Dataset rows
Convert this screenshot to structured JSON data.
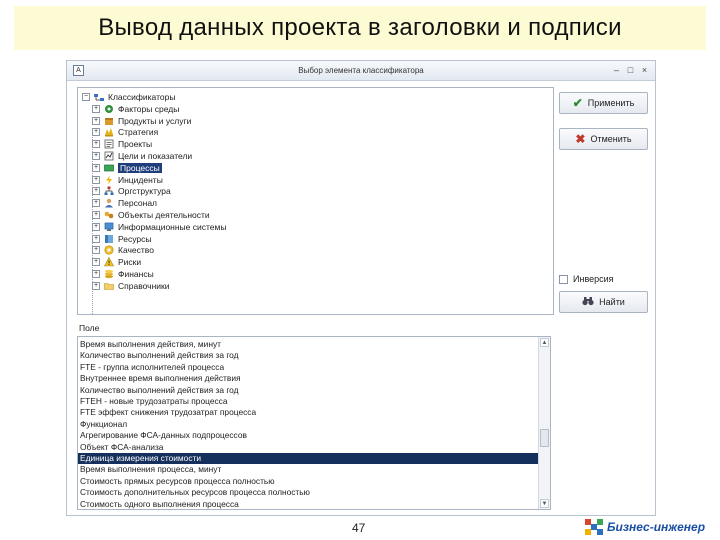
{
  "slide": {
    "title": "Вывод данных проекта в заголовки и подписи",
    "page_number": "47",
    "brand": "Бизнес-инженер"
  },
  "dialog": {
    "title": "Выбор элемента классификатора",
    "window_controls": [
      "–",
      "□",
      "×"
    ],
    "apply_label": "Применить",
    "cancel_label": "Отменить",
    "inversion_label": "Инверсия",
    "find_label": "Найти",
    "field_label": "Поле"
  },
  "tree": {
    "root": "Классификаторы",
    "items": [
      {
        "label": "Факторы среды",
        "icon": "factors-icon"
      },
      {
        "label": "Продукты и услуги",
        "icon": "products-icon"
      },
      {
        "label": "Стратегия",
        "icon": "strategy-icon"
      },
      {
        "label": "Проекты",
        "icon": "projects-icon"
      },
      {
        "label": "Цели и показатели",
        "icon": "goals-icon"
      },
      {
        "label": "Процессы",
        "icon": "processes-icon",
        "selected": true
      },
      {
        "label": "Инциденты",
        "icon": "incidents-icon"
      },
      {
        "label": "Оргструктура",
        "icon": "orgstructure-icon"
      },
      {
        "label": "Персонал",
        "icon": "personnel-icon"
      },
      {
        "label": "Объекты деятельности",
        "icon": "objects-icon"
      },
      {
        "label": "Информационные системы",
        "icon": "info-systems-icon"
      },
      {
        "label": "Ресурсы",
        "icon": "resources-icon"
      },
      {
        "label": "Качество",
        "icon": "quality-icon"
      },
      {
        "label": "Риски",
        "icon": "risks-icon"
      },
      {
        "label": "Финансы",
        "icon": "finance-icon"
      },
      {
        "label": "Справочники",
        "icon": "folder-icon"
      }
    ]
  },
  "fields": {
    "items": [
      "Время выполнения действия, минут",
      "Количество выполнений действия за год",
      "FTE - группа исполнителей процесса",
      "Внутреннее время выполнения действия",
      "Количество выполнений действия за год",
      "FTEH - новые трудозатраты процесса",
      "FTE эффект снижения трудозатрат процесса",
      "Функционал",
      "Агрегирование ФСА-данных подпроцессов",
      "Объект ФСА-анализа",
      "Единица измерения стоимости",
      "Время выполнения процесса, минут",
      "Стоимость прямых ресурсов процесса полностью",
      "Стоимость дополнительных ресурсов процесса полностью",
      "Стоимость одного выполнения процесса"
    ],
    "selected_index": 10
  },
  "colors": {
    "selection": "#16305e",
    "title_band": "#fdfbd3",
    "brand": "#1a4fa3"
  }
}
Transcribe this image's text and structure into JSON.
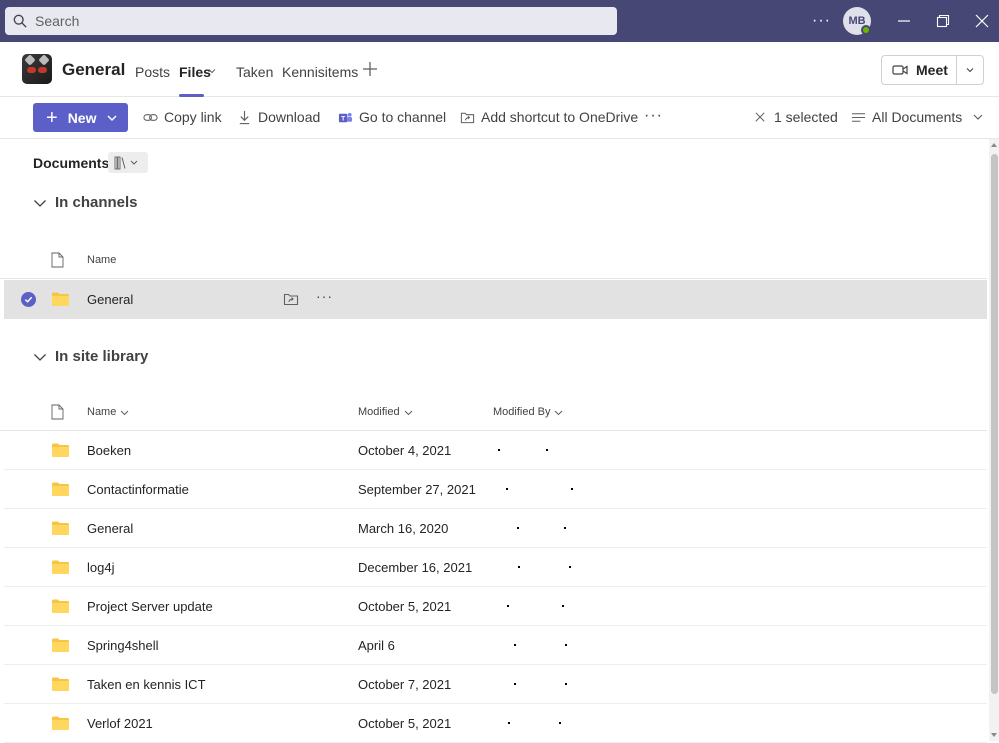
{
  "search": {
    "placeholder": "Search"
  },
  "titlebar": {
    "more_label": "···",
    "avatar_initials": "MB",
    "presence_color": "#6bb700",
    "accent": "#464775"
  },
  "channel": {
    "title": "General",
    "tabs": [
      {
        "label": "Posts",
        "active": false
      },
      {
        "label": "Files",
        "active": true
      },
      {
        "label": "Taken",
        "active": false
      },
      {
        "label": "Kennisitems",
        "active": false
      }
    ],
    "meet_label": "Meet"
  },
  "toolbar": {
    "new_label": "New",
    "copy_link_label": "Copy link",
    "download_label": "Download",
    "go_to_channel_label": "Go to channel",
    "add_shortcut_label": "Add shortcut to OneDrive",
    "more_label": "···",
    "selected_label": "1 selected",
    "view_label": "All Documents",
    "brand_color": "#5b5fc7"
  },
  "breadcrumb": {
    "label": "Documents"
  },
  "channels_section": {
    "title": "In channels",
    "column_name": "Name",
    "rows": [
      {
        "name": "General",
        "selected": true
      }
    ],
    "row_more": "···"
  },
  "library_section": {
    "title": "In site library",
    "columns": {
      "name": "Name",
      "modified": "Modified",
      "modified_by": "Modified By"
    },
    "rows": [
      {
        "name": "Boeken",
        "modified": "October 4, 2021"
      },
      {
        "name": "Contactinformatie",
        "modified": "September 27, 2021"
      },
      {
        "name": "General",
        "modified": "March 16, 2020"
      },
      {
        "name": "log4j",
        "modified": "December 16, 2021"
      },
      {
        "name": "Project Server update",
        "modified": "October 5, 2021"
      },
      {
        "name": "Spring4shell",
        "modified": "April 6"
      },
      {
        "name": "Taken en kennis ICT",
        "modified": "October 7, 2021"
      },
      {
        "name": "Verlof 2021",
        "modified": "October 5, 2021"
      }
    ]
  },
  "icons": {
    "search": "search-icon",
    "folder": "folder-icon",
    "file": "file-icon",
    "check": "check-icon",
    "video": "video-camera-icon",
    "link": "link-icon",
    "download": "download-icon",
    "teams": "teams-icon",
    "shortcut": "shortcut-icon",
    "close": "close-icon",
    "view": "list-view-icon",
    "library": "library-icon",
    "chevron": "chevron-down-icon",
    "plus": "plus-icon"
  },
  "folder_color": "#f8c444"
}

## OBJECTIVE
Reproduce each line exactly, please, except for any pictures.

## FULL SOLUTION
Convert this screenshot to structured JSON data.
{
  "slide": {
    "title": "Вывод данных проекта в заголовки и подписи",
    "page_number": "47",
    "brand": "Бизнес-инженер"
  },
  "dialog": {
    "title": "Выбор элемента классификатора",
    "window_controls": [
      "–",
      "□",
      "×"
    ],
    "apply_label": "Применить",
    "cancel_label": "Отменить",
    "inversion_label": "Инверсия",
    "find_label": "Найти",
    "field_label": "Поле"
  },
  "tree": {
    "root": "Классификаторы",
    "items": [
      {
        "label": "Факторы среды",
        "icon": "factors-icon"
      },
      {
        "label": "Продукты и услуги",
        "icon": "products-icon"
      },
      {
        "label": "Стратегия",
        "icon": "strategy-icon"
      },
      {
        "label": "Проекты",
        "icon": "projects-icon"
      },
      {
        "label": "Цели и показатели",
        "icon": "goals-icon"
      },
      {
        "label": "Процессы",
        "icon": "processes-icon",
        "selected": true
      },
      {
        "label": "Инциденты",
        "icon": "incidents-icon"
      },
      {
        "label": "Оргструктура",
        "icon": "orgstructure-icon"
      },
      {
        "label": "Персонал",
        "icon": "personnel-icon"
      },
      {
        "label": "Объекты деятельности",
        "icon": "objects-icon"
      },
      {
        "label": "Информационные системы",
        "icon": "info-systems-icon"
      },
      {
        "label": "Ресурсы",
        "icon": "resources-icon"
      },
      {
        "label": "Качество",
        "icon": "quality-icon"
      },
      {
        "label": "Риски",
        "icon": "risks-icon"
      },
      {
        "label": "Финансы",
        "icon": "finance-icon"
      },
      {
        "label": "Справочники",
        "icon": "folder-icon"
      }
    ]
  },
  "fields": {
    "items": [
      "Время выполнения действия, минут",
      "Количество выполнений действия за год",
      "FTE - группа исполнителей процесса",
      "Внутреннее время выполнения действия",
      "Количество выполнений действия за год",
      "FTEH - новые трудозатраты процесса",
      "FTE эффект снижения трудозатрат процесса",
      "Функционал",
      "Агрегирование ФСА-данных подпроцессов",
      "Объект ФСА-анализа",
      "Единица измерения стоимости",
      "Время выполнения процесса, минут",
      "Стоимость прямых ресурсов процесса полностью",
      "Стоимость дополнительных ресурсов процесса полностью",
      "Стоимость одного выполнения процесса"
    ],
    "selected_index": 10
  },
  "colors": {
    "selection": "#16305e",
    "title_band": "#fdfbd3",
    "brand": "#1a4fa3"
  }
}
Transcribe this image's text and structure into JSON.
{
  "search": {
    "placeholder": "Search"
  },
  "titlebar": {
    "more_label": "···",
    "avatar_initials": "MB",
    "presence_color": "#6bb700",
    "accent": "#464775"
  },
  "channel": {
    "title": "General",
    "tabs": [
      {
        "label": "Posts",
        "active": false
      },
      {
        "label": "Files",
        "active": true
      },
      {
        "label": "Taken",
        "active": false
      },
      {
        "label": "Kennisitems",
        "active": false
      }
    ],
    "meet_label": "Meet"
  },
  "toolbar": {
    "new_label": "New",
    "copy_link_label": "Copy link",
    "download_label": "Download",
    "go_to_channel_label": "Go to channel",
    "add_shortcut_label": "Add shortcut to OneDrive",
    "more_label": "···",
    "selected_label": "1 selected",
    "view_label": "All Documents",
    "brand_color": "#5b5fc7"
  },
  "breadcrumb": {
    "label": "Documents"
  },
  "channels_section": {
    "title": "In channels",
    "column_name": "Name",
    "rows": [
      {
        "name": "General",
        "selected": true
      }
    ],
    "row_more": "···"
  },
  "library_section": {
    "title": "In site library",
    "columns": {
      "name": "Name",
      "modified": "Modified",
      "modified_by": "Modified By"
    },
    "rows": [
      {
        "name": "Boeken",
        "modified": "October 4, 2021"
      },
      {
        "name": "Contactinformatie",
        "modified": "September 27, 2021"
      },
      {
        "name": "General",
        "modified": "March 16, 2020"
      },
      {
        "name": "log4j",
        "modified": "December 16, 2021"
      },
      {
        "name": "Project Server update",
        "modified": "October 5, 2021"
      },
      {
        "name": "Spring4shell",
        "modified": "April 6"
      },
      {
        "name": "Taken en kennis ICT",
        "modified": "October 7, 2021"
      },
      {
        "name": "Verlof 2021",
        "modified": "October 5, 2021"
      }
    ]
  },
  "icons": {
    "search": "search-icon",
    "folder": "folder-icon",
    "file": "file-icon",
    "check": "check-icon",
    "video": "video-camera-icon",
    "link": "link-icon",
    "download": "download-icon",
    "teams": "teams-icon",
    "shortcut": "shortcut-icon",
    "close": "close-icon",
    "view": "list-view-icon",
    "library": "library-icon",
    "chevron": "chevron-down-icon",
    "plus": "plus-icon"
  },
  "folder_color": "#f8c444"
}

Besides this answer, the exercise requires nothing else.